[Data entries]
========================
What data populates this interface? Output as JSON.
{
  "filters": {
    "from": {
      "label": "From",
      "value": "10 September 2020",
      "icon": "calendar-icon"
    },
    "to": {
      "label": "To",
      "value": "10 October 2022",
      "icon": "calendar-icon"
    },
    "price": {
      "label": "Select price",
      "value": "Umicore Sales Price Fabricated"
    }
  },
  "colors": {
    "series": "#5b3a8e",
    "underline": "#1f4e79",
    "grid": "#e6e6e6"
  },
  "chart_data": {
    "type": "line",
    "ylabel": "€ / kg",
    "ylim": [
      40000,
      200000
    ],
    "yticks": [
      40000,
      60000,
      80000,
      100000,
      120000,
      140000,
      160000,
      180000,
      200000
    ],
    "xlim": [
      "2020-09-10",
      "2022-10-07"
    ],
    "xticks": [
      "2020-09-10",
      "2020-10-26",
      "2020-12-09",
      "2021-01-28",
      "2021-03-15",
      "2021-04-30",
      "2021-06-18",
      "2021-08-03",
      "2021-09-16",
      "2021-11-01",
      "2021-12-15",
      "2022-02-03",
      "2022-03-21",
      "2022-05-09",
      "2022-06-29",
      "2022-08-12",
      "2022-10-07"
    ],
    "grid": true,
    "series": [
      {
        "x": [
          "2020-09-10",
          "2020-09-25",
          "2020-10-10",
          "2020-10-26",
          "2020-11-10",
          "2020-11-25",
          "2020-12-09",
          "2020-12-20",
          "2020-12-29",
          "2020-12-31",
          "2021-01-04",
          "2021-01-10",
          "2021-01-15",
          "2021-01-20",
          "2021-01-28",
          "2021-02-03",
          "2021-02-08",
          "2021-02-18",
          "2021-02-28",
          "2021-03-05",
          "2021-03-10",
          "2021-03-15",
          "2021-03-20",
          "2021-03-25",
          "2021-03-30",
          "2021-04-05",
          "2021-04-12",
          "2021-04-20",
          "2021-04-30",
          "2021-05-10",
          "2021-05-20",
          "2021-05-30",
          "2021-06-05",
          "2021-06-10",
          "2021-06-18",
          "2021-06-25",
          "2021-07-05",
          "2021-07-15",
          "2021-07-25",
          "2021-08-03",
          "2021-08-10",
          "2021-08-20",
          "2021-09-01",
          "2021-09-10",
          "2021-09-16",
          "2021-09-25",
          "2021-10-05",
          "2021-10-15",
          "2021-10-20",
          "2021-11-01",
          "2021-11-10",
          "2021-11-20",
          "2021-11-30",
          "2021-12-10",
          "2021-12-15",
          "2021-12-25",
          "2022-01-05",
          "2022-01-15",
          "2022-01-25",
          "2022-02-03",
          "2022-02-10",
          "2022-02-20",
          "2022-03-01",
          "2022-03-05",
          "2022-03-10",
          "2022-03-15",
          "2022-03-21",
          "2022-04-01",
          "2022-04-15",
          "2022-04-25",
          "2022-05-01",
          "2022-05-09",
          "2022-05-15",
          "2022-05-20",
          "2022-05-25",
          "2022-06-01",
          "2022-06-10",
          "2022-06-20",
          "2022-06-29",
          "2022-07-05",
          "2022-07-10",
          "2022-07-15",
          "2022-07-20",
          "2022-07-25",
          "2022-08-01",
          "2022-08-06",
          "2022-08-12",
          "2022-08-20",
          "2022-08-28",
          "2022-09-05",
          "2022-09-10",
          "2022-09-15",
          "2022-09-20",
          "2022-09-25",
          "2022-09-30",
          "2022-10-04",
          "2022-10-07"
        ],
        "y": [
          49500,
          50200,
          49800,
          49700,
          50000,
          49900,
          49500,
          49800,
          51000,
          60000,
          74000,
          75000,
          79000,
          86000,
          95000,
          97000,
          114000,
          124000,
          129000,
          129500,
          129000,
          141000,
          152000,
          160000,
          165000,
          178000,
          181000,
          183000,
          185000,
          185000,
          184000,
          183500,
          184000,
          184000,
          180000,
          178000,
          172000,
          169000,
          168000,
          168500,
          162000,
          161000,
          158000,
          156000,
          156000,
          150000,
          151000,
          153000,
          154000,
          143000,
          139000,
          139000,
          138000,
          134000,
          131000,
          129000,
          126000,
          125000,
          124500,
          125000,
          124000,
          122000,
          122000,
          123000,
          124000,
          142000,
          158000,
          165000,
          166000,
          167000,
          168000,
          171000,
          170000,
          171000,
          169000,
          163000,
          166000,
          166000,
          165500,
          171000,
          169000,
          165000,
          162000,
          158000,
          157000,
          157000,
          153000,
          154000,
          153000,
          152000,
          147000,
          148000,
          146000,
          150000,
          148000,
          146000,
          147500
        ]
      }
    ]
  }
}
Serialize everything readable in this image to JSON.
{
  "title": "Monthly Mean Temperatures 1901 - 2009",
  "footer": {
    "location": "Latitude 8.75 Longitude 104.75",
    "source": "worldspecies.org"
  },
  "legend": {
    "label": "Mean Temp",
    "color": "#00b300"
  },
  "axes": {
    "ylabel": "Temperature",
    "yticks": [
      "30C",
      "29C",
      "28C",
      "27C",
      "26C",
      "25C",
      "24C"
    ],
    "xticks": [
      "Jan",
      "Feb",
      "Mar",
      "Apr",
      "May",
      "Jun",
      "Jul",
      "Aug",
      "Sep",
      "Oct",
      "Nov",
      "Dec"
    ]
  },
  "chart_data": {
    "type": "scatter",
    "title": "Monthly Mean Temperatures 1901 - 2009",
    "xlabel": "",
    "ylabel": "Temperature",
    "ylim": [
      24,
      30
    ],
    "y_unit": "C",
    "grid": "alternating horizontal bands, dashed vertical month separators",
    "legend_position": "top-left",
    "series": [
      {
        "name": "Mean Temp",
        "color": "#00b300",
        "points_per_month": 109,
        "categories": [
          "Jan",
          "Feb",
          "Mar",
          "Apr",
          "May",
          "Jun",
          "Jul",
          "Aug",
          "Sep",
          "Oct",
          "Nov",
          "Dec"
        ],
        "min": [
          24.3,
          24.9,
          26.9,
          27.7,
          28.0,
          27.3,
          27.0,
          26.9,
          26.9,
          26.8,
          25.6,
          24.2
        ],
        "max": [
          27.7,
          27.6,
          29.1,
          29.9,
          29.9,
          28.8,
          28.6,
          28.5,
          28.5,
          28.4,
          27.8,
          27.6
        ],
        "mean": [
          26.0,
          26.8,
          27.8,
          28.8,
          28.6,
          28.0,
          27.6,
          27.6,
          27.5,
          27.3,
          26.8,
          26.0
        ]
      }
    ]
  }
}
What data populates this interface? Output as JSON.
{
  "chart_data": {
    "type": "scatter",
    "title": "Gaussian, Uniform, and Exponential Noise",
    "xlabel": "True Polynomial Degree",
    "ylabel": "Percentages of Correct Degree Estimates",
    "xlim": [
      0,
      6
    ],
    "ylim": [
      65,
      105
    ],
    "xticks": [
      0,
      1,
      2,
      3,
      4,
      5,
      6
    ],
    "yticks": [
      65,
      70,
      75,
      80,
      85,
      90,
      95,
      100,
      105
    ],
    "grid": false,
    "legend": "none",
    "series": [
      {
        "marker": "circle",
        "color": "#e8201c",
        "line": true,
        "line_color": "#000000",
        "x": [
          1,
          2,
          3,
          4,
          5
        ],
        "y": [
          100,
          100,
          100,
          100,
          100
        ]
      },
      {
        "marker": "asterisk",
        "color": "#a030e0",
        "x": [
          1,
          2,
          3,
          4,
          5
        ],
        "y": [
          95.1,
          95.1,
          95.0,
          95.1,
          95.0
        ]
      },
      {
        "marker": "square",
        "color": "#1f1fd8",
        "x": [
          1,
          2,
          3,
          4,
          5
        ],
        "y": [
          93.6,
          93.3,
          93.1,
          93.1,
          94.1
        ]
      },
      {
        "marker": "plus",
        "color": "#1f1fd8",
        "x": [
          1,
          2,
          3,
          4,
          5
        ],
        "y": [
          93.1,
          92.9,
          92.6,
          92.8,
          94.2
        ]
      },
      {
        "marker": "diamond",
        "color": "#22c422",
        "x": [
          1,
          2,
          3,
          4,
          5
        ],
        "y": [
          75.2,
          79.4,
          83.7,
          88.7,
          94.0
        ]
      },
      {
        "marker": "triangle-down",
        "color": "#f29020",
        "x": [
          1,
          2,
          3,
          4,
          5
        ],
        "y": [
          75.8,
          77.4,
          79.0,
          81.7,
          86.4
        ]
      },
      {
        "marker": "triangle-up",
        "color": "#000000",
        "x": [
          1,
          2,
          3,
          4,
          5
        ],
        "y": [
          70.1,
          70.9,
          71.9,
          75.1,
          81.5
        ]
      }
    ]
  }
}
========================
* Work to do
Gather all lines where the word "Temperatures" appears.

* Exercise answer
  "title": "Monthly Mean Temperatures 1901 - 2009",
    "title": "Monthly Mean Temperatures 1901 - 2009",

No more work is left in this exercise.